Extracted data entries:
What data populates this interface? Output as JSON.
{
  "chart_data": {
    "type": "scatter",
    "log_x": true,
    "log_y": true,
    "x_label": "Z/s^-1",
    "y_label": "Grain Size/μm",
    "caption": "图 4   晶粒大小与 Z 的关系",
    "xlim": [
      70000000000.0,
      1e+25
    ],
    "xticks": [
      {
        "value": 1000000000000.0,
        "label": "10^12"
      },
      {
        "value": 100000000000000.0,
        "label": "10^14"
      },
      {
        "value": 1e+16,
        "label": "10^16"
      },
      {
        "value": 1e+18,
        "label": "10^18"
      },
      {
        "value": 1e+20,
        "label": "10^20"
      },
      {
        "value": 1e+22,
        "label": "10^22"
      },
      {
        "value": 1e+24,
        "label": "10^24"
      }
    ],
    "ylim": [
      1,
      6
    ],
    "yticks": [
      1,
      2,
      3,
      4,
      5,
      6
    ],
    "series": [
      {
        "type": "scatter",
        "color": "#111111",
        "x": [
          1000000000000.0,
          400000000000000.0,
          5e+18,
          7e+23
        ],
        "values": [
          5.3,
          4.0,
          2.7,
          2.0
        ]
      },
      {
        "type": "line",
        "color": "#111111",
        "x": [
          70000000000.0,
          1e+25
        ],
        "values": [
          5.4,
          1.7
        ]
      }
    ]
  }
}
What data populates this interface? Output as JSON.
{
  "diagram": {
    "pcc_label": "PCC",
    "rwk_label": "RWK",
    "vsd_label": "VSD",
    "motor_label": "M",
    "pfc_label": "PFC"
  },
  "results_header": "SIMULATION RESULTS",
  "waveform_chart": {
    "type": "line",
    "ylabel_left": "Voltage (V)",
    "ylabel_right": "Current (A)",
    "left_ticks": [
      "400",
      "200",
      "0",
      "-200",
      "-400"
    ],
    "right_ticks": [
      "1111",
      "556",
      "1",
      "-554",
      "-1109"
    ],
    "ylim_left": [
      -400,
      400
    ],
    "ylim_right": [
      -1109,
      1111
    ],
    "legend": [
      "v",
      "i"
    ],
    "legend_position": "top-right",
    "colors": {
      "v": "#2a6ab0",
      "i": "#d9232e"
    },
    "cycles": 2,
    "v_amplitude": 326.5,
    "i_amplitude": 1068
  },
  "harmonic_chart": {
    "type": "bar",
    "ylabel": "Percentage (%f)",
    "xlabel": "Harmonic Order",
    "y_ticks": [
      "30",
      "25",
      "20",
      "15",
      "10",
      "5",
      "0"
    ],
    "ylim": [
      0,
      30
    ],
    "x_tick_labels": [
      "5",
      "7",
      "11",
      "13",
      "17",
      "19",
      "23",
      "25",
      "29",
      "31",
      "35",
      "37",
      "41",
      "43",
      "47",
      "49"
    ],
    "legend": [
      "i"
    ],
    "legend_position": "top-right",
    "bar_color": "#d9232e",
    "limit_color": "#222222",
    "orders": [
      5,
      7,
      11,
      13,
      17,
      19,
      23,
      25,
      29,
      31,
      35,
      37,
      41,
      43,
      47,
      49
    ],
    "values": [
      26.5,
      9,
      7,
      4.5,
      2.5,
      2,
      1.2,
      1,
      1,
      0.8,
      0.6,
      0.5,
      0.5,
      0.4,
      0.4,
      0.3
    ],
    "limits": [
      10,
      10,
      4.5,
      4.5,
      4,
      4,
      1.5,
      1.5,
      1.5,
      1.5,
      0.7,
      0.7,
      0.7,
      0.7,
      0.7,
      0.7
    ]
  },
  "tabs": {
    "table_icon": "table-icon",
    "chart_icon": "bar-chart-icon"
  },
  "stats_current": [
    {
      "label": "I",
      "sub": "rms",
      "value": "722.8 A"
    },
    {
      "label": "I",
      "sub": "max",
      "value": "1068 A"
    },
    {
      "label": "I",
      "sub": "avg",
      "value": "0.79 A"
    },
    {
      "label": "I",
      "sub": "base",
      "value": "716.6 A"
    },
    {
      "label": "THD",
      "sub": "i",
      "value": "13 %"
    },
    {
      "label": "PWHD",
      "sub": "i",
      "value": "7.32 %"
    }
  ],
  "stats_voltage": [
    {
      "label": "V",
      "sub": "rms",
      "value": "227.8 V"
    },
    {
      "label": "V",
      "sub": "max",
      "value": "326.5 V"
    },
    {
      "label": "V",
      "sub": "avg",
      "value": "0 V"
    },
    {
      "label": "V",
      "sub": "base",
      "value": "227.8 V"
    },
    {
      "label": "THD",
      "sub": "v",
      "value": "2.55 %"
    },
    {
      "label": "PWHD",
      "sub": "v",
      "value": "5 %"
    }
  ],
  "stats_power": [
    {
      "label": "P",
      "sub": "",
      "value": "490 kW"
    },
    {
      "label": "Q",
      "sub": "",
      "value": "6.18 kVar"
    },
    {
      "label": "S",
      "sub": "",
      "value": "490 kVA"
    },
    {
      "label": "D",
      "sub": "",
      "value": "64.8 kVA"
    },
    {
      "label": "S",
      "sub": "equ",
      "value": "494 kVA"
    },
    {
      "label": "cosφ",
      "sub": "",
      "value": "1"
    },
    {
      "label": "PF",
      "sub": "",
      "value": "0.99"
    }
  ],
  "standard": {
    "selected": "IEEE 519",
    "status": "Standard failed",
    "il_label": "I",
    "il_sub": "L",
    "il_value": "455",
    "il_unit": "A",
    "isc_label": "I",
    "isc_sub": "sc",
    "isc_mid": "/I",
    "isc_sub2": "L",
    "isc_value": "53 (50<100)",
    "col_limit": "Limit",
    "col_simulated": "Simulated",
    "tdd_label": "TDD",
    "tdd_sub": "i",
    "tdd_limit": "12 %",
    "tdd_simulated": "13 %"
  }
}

> [Problem description]
Output each entry precisely as given.

> [Answer in full]
What data populates this interface? Output as JSON.
{
  "chart_data": {
    "type": "scatter",
    "log_x": true,
    "log_y": true,
    "x_label": "Z/s^-1",
    "y_label": "Grain Size/μm",
    "caption": "图 4   晶粒大小与 Z 的关系",
    "xlim": [
      70000000000.0,
      1e+25
    ],
    "xticks": [
      {
        "value": 1000000000000.0,
        "label": "10^12"
      },
      {
        "value": 100000000000000.0,
        "label": "10^14"
      },
      {
        "value": 1e+16,
        "label": "10^16"
      },
      {
        "value": 1e+18,
        "label": "10^18"
      },
      {
        "value": 1e+20,
        "label": "10^20"
      },
      {
        "value": 1e+22,
        "label": "10^22"
      },
      {
        "value": 1e+24,
        "label": "10^24"
      }
    ],
    "ylim": [
      1,
      6
    ],
    "yticks": [
      1,
      2,
      3,
      4,
      5,
      6
    ],
    "series": [
      {
        "type": "scatter",
        "color": "#111111",
        "x": [
          1000000000000.0,
          400000000000000.0,
          5e+18,
          7e+23
        ],
        "values": [
          5.3,
          4.0,
          2.7,
          2.0
        ]
      },
      {
        "type": "line",
        "color": "#111111",
        "x": [
          70000000000.0,
          1e+25
        ],
        "values": [
          5.4,
          1.7
        ]
      }
    ]
  }
}
What data populates this interface? Output as JSON.
{
  "diagram": {
    "pcc_label": "PCC",
    "rwk_label": "RWK",
    "vsd_label": "VSD",
    "motor_label": "M",
    "pfc_label": "PFC"
  },
  "results_header": "SIMULATION RESULTS",
  "waveform_chart": {
    "type": "line",
    "ylabel_left": "Voltage (V)",
    "ylabel_right": "Current (A)",
    "left_ticks": [
      "400",
      "200",
      "0",
      "-200",
      "-400"
    ],
    "right_ticks": [
      "1111",
      "556",
      "1",
      "-554",
      "-1109"
    ],
    "ylim_left": [
      -400,
      400
    ],
    "ylim_right": [
      -1109,
      1111
    ],
    "legend": [
      "v",
      "i"
    ],
    "legend_position": "top-right",
    "colors": {
      "v": "#2a6ab0",
      "i": "#d9232e"
    },
    "cycles": 2,
    "v_amplitude": 326.5,
    "i_amplitude": 1068
  },
  "harmonic_chart": {
    "type": "bar",
    "ylabel": "Percentage (%f)",
    "xlabel": "Harmonic Order",
    "y_ticks": [
      "30",
      "25",
      "20",
      "15",
      "10",
      "5",
      "0"
    ],
    "ylim": [
      0,
      30
    ],
    "x_tick_labels": [
      "5",
      "7",
      "11",
      "13",
      "17",
      "19",
      "23",
      "25",
      "29",
      "31",
      "35",
      "37",
      "41",
      "43",
      "47",
      "49"
    ],
    "legend": [
      "i"
    ],
    "legend_position": "top-right",
    "bar_color": "#d9232e",
    "limit_color": "#222222",
    "orders": [
      5,
      7,
      11,
      13,
      17,
      19,
      23,
      25,
      29,
      31,
      35,
      37,
      41,
      43,
      47,
      49
    ],
    "values": [
      26.5,
      9,
      7,
      4.5,
      2.5,
      2,
      1.2,
      1,
      1,
      0.8,
      0.6,
      0.5,
      0.5,
      0.4,
      0.4,
      0.3
    ],
    "limits": [
      10,
      10,
      4.5,
      4.5,
      4,
      4,
      1.5,
      1.5,
      1.5,
      1.5,
      0.7,
      0.7,
      0.7,
      0.7,
      0.7,
      0.7
    ]
  },
  "tabs": {
    "table_icon": "table-icon",
    "chart_icon": "bar-chart-icon"
  },
  "stats_current": [
    {
      "label": "I",
      "sub": "rms",
      "value": "722.8 A"
    },
    {
      "label": "I",
      "sub": "max",
      "value": "1068 A"
    },
    {
      "label": "I",
      "sub": "avg",
      "value": "0.79 A"
    },
    {
      "label": "I",
      "sub": "base",
      "value": "716.6 A"
    },
    {
      "label": "THD",
      "sub": "i",
      "value": "13 %"
    },
    {
      "label": "PWHD",
      "sub": "i",
      "value": "7.32 %"
    }
  ],
  "stats_voltage": [
    {
      "label": "V",
      "sub": "rms",
      "value": "227.8 V"
    },
    {
      "label": "V",
      "sub": "max",
      "value": "326.5 V"
    },
    {
      "label": "V",
      "sub": "avg",
      "value": "0 V"
    },
    {
      "label": "V",
      "sub": "base",
      "value": "227.8 V"
    },
    {
      "label": "THD",
      "sub": "v",
      "value": "2.55 %"
    },
    {
      "label": "PWHD",
      "sub": "v",
      "value": "5 %"
    }
  ],
  "stats_power": [
    {
      "label": "P",
      "sub": "",
      "value": "490 kW"
    },
    {
      "label": "Q",
      "sub": "",
      "value": "6.18 kVar"
    },
    {
      "label": "S",
      "sub": "",
      "value": "490 kVA"
    },
    {
      "label": "D",
      "sub": "",
      "value": "64.8 kVA"
    },
    {
      "label": "S",
      "sub": "equ",
      "value": "494 kVA"
    },
    {
      "label": "cosφ",
      "sub": "",
      "value": "1"
    },
    {
      "label": "PF",
      "sub": "",
      "value": "0.99"
    }
  ],
  "standard": {
    "selected": "IEEE 519",
    "status": "Standard failed",
    "il_label": "I",
    "il_sub": "L",
    "il_value": "455",
    "il_unit": "A",
    "isc_label": "I",
    "isc_sub": "sc",
    "isc_mid": "/I",
    "isc_sub2": "L",
    "isc_value": "53 (50<100)",
    "col_limit": "Limit",
    "col_simulated": "Simulated",
    "tdd_label": "TDD",
    "tdd_sub": "i",
    "tdd_limit": "12 %",
    "tdd_simulated": "13 %"
  }
}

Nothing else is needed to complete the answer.